- **The task**: All of the material below is to be repeated exactly.

******************************

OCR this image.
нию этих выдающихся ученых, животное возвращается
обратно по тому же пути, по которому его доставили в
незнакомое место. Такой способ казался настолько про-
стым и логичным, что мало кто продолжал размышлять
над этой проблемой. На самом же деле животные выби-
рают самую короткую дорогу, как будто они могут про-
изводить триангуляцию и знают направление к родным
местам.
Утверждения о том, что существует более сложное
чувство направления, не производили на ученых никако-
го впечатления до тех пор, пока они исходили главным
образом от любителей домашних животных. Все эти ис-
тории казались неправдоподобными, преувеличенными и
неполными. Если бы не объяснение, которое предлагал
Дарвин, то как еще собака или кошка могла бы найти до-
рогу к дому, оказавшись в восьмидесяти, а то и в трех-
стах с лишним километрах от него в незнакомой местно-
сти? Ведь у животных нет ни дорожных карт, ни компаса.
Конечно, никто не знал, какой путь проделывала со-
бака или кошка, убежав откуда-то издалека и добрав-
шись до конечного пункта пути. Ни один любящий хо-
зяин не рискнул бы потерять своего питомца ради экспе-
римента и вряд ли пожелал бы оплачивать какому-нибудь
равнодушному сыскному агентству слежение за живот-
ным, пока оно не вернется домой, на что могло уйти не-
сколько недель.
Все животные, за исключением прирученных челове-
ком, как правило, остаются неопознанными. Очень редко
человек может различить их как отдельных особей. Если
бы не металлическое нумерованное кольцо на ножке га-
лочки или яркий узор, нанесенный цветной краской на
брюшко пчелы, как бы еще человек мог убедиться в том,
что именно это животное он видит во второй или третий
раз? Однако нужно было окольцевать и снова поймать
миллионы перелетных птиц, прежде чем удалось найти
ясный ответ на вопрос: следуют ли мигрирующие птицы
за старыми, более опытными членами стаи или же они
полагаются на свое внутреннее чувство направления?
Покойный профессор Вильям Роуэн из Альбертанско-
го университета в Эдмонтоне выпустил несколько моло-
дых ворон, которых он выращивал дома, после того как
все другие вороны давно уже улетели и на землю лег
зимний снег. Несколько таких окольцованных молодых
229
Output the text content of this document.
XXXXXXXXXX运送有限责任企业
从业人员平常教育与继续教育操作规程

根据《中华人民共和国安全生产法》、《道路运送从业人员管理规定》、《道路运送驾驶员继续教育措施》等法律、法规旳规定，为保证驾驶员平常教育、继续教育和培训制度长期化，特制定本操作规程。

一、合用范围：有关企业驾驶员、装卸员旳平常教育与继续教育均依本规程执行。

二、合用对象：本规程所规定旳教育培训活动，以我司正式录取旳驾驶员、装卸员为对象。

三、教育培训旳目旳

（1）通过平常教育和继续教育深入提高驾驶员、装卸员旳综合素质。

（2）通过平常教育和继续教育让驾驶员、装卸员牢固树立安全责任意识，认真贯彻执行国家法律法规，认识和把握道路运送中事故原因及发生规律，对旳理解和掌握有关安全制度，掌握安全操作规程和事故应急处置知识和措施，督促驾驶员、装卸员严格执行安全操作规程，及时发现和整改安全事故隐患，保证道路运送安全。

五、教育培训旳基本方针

******************************

- **Task response**:
OCR this image.
нию этих выдающихся ученых, животное возвращается
обратно по тому же пути, по которому его доставили в
незнакомое место. Такой способ казался настолько про-
стым и логичным, что мало кто продолжал размышлять
над этой проблемой. На самом же деле животные выби-
рают самую короткую дорогу, как будто они могут про-
изводить триангуляцию и знают направление к родным
местам.
Утверждения о том, что существует более сложное
чувство направления, не производили на ученых никако-
го впечатления до тех пор, пока они исходили главным
образом от любителей домашних животных. Все эти ис-
тории казались неправдоподобными, преувеличенными и
неполными. Если бы не объяснение, которое предлагал
Дарвин, то как еще собака или кошка могла бы найти до-
рогу к дому, оказавшись в восьмидесяти, а то и в трех-
стах с лишним километрах от него в незнакомой местно-
сти? Ведь у животных нет ни дорожных карт, ни компаса.
Конечно, никто не знал, какой путь проделывала со-
бака или кошка, убежав откуда-то издалека и добрав-
шись до конечного пункта пути. Ни один любящий хо-
зяин не рискнул бы потерять своего питомца ради экспе-
римента и вряд ли пожелал бы оплачивать какому-нибудь
равнодушному сыскному агентству слежение за живот-
ным, пока оно не вернется домой, на что могло уйти не-
сколько недель.
Все животные, за исключением прирученных челове-
ком, как правило, остаются неопознанными. Очень редко
человек может различить их как отдельных особей. Если
бы не металлическое нумерованное кольцо на ножке га-
лочки или яркий узор, нанесенный цветной краской на
брюшко пчелы, как бы еще человек мог убедиться в том,
что именно это животное он видит во второй или третий
раз? Однако нужно было окольцевать и снова поймать
миллионы перелетных птиц, прежде чем удалось найти
ясный ответ на вопрос: следуют ли мигрирующие птицы
за старыми, более опытными членами стаи или же они
полагаются на свое внутреннее чувство направления?
Покойный профессор Вильям Роуэн из Альбертанско-
го университета в Эдмонтоне выпустил несколько моло-
дых ворон, которых он выращивал дома, после того как
все другие вороны давно уже улетели и на землю лег
зимний снег. Несколько таких окольцованных молодых
229
Output the text content of this document.
XXXXXXXXXX运送有限责任企业
从业人员平常教育与继续教育操作规程

根据《中华人民共和国安全生产法》、《道路运送从业人员管理规定》、《道路运送驾驶员继续教育措施》等法律、法规旳规定，为保证驾驶员平常教育、继续教育和培训制度长期化，特制定本操作规程。

一、合用范围：有关企业驾驶员、装卸员旳平常教育与继续教育均依本规程执行。

二、合用对象：本规程所规定旳教育培训活动，以我司正式录取旳驾驶员、装卸员为对象。

三、教育培训旳目旳

（1）通过平常教育和继续教育深入提高驾驶员、装卸员旳综合素质。

（2）通过平常教育和继续教育让驾驶员、装卸员牢固树立安全责任意识，认真贯彻执行国家法律法规，认识和把握道路运送中事故原因及发生规律，对旳理解和掌握有关安全制度，掌握安全操作规程和事故应急处置知识和措施，督促驾驶员、装卸员严格执行安全操作规程，及时发现和整改安全事故隐患，保证道路运送安全。

五、教育培训旳基本方针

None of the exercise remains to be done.